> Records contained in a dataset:
* * * * * * *

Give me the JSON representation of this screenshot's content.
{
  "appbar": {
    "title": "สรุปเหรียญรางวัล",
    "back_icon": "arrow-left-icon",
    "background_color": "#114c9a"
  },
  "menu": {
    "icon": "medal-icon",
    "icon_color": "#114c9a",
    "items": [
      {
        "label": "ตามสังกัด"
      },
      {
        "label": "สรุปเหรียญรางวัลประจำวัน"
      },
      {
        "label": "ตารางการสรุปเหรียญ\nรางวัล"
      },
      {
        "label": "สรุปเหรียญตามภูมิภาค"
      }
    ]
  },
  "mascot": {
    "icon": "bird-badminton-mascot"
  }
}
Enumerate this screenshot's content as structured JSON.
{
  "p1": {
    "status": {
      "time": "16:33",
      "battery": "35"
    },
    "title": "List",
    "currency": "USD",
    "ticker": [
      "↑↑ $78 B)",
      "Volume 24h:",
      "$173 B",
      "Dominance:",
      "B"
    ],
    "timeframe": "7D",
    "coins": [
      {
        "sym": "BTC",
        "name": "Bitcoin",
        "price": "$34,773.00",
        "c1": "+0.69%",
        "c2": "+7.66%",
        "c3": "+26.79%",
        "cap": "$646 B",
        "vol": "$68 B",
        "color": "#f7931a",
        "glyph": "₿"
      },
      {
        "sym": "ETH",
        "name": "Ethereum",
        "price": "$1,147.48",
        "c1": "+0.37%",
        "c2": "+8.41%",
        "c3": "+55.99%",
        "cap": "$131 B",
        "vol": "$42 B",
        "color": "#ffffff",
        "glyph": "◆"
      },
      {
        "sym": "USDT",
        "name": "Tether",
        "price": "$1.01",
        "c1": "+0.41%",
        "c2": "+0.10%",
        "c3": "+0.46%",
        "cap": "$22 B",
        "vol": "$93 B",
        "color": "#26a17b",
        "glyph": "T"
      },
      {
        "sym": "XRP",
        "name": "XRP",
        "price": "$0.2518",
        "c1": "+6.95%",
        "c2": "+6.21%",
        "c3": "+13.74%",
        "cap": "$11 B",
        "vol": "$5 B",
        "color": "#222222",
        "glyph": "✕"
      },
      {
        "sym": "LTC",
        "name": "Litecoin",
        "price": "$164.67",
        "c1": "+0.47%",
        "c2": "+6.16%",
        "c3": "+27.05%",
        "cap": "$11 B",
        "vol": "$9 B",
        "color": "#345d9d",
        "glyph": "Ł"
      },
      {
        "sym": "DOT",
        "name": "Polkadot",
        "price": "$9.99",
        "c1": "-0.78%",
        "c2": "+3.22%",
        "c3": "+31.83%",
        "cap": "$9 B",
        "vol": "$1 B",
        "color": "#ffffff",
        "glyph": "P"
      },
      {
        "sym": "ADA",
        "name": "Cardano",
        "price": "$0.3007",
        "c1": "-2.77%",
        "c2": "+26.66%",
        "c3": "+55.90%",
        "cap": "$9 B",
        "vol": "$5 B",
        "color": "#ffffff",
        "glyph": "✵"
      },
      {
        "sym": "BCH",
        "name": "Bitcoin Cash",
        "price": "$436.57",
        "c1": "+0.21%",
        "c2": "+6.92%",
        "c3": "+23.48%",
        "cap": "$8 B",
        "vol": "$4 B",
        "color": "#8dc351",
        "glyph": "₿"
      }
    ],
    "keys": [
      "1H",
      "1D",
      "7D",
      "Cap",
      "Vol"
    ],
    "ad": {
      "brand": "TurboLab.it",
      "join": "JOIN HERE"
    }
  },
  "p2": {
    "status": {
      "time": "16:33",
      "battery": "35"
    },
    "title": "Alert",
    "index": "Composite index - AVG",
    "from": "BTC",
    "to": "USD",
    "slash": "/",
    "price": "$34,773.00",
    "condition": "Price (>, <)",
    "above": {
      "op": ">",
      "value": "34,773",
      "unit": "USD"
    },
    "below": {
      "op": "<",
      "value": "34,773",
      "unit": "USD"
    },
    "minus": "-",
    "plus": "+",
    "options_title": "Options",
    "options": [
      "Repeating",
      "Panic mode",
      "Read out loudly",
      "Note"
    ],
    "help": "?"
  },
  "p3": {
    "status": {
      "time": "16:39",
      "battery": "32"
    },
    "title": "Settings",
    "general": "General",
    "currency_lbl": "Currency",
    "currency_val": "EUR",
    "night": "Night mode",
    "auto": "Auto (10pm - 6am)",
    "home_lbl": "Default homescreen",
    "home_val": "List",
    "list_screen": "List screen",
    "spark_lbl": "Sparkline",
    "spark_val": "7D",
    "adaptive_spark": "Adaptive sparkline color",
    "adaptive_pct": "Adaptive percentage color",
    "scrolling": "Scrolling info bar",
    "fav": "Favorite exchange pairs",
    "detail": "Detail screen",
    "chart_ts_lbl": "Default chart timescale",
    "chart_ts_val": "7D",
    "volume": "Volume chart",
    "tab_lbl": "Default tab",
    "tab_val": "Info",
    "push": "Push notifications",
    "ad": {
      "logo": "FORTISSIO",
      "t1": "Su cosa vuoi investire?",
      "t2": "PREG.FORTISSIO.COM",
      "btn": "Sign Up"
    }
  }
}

* * * * * * *

> Written problem: Recopy the entries above in their entirety, exactly.

> Reply:
Give me the JSON representation of this screenshot's content.
{
  "appbar": {
    "title": "สรุปเหรียญรางวัล",
    "back_icon": "arrow-left-icon",
    "background_color": "#114c9a"
  },
  "menu": {
    "icon": "medal-icon",
    "icon_color": "#114c9a",
    "items": [
      {
        "label": "ตามสังกัด"
      },
      {
        "label": "สรุปเหรียญรางวัลประจำวัน"
      },
      {
        "label": "ตารางการสรุปเหรียญ\nรางวัล"
      },
      {
        "label": "สรุปเหรียญตามภูมิภาค"
      }
    ]
  },
  "mascot": {
    "icon": "bird-badminton-mascot"
  }
}
Enumerate this screenshot's content as structured JSON.
{
  "p1": {
    "status": {
      "time": "16:33",
      "battery": "35"
    },
    "title": "List",
    "currency": "USD",
    "ticker": [
      "↑↑ $78 B)",
      "Volume 24h:",
      "$173 B",
      "Dominance:",
      "B"
    ],
    "timeframe": "7D",
    "coins": [
      {
        "sym": "BTC",
        "name": "Bitcoin",
        "price": "$34,773.00",
        "c1": "+0.69%",
        "c2": "+7.66%",
        "c3": "+26.79%",
        "cap": "$646 B",
        "vol": "$68 B",
        "color": "#f7931a",
        "glyph": "₿"
      },
      {
        "sym": "ETH",
        "name": "Ethereum",
        "price": "$1,147.48",
        "c1": "+0.37%",
        "c2": "+8.41%",
        "c3": "+55.99%",
        "cap": "$131 B",
        "vol": "$42 B",
        "color": "#ffffff",
        "glyph": "◆"
      },
      {
        "sym": "USDT",
        "name": "Tether",
        "price": "$1.01",
        "c1": "+0.41%",
        "c2": "+0.10%",
        "c3": "+0.46%",
        "cap": "$22 B",
        "vol": "$93 B",
        "color": "#26a17b",
        "glyph": "T"
      },
      {
        "sym": "XRP",
        "name": "XRP",
        "price": "$0.2518",
        "c1": "+6.95%",
        "c2": "+6.21%",
        "c3": "+13.74%",
        "cap": "$11 B",
        "vol": "$5 B",
        "color": "#222222",
        "glyph": "✕"
      },
      {
        "sym": "LTC",
        "name": "Litecoin",
        "price": "$164.67",
        "c1": "+0.47%",
        "c2": "+6.16%",
        "c3": "+27.05%",
        "cap": "$11 B",
        "vol": "$9 B",
        "color": "#345d9d",
        "glyph": "Ł"
      },
      {
        "sym": "DOT",
        "name": "Polkadot",
        "price": "$9.99",
        "c1": "-0.78%",
        "c2": "+3.22%",
        "c3": "+31.83%",
        "cap": "$9 B",
        "vol": "$1 B",
        "color": "#ffffff",
        "glyph": "P"
      },
      {
        "sym": "ADA",
        "name": "Cardano",
        "price": "$0.3007",
        "c1": "-2.77%",
        "c2": "+26.66%",
        "c3": "+55.90%",
        "cap": "$9 B",
        "vol": "$5 B",
        "color": "#ffffff",
        "glyph": "✵"
      },
      {
        "sym": "BCH",
        "name": "Bitcoin Cash",
        "price": "$436.57",
        "c1": "+0.21%",
        "c2": "+6.92%",
        "c3": "+23.48%",
        "cap": "$8 B",
        "vol": "$4 B",
        "color": "#8dc351",
        "glyph": "₿"
      }
    ],
    "keys": [
      "1H",
      "1D",
      "7D",
      "Cap",
      "Vol"
    ],
    "ad": {
      "brand": "TurboLab.it",
      "join": "JOIN HERE"
    }
  },
  "p2": {
    "status": {
      "time": "16:33",
      "battery": "35"
    },
    "title": "Alert",
    "index": "Composite index - AVG",
    "from": "BTC",
    "to": "USD",
    "slash": "/",
    "price": "$34,773.00",
    "condition": "Price (>, <)",
    "above": {
      "op": ">",
      "value": "34,773",
      "unit": "USD"
    },
    "below": {
      "op": "<",
      "value": "34,773",
      "unit": "USD"
    },
    "minus": "-",
    "plus": "+",
    "options_title": "Options",
    "options": [
      "Repeating",
      "Panic mode",
      "Read out loudly",
      "Note"
    ],
    "help": "?"
  },
  "p3": {
    "status": {
      "time": "16:39",
      "battery": "32"
    },
    "title": "Settings",
    "general": "General",
    "currency_lbl": "Currency",
    "currency_val": "EUR",
    "night": "Night mode",
    "auto": "Auto (10pm - 6am)",
    "home_lbl": "Default homescreen",
    "home_val": "List",
    "list_screen": "List screen",
    "spark_lbl": "Sparkline",
    "spark_val": "7D",
    "adaptive_spark": "Adaptive sparkline color",
    "adaptive_pct": "Adaptive percentage color",
    "scrolling": "Scrolling info bar",
    "fav": "Favorite exchange pairs",
    "detail": "Detail screen",
    "chart_ts_lbl": "Default chart timescale",
    "chart_ts_val": "7D",
    "volume": "Volume chart",
    "tab_lbl": "Default tab",
    "tab_val": "Info",
    "push": "Push notifications",
    "ad": {
      "logo": "FORTISSIO",
      "t1": "Su cosa vuoi investire?",
      "t2": "PREG.FORTISSIO.COM",
      "btn": "Sign Up"
    }
  }
}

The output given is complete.